RAW RECORDS
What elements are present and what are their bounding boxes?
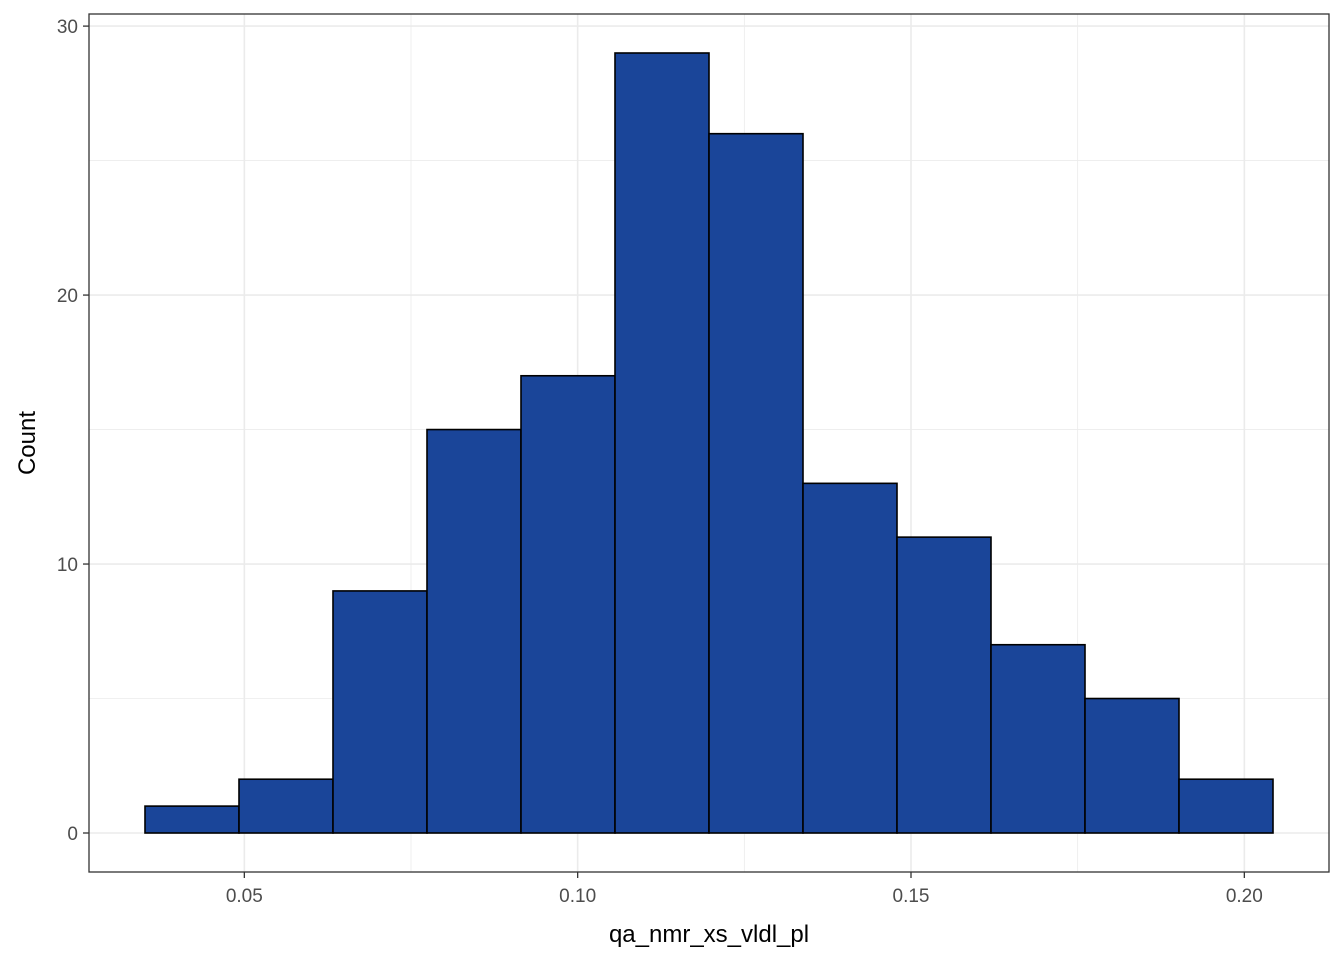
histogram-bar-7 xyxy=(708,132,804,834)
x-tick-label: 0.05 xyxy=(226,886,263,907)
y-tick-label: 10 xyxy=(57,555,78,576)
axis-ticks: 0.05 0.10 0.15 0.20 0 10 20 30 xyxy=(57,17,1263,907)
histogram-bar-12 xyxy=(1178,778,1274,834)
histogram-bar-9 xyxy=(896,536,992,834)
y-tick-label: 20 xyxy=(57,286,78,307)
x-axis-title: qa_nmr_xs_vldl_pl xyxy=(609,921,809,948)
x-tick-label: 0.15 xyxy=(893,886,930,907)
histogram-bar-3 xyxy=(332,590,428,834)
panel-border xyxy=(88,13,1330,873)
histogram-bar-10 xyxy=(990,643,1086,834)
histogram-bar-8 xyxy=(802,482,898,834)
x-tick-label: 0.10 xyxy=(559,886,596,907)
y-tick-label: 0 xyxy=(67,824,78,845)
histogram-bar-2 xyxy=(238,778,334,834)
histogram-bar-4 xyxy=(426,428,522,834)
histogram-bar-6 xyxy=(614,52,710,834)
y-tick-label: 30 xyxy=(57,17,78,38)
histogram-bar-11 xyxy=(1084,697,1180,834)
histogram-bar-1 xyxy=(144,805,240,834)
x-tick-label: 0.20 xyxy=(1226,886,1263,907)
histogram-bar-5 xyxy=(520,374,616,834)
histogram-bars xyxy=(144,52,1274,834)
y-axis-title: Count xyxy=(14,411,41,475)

TO BE DONE
Copy out the lines of the material from the one holding "histogram-bar-7 xyxy=(708,132,804,834)" through the one holding "y-tick-label: 30 xyxy=(57,17,78,38)", both included, with nothing changed.

SOLUTION TO THE PROBLEM
histogram-bar-7 xyxy=(708,132,804,834)
x-tick-label: 0.05 xyxy=(226,886,263,907)
y-tick-label: 10 xyxy=(57,555,78,576)
axis-ticks: 0.05 0.10 0.15 0.20 0 10 20 30 xyxy=(57,17,1263,907)
histogram-bar-12 xyxy=(1178,778,1274,834)
histogram-bar-9 xyxy=(896,536,992,834)
y-tick-label: 20 xyxy=(57,286,78,307)
x-axis-title: qa_nmr_xs_vldl_pl xyxy=(609,921,809,948)
x-tick-label: 0.15 xyxy=(893,886,930,907)
histogram-bar-3 xyxy=(332,590,428,834)
panel-border xyxy=(88,13,1330,873)
histogram-bar-10 xyxy=(990,643,1086,834)
histogram-bar-8 xyxy=(802,482,898,834)
x-tick-label: 0.10 xyxy=(559,886,596,907)
y-tick-label: 0 xyxy=(67,824,78,845)
histogram-bar-2 xyxy=(238,778,334,834)
histogram-bar-4 xyxy=(426,428,522,834)
histogram-bar-6 xyxy=(614,52,710,834)
y-tick-label: 30 xyxy=(57,17,78,38)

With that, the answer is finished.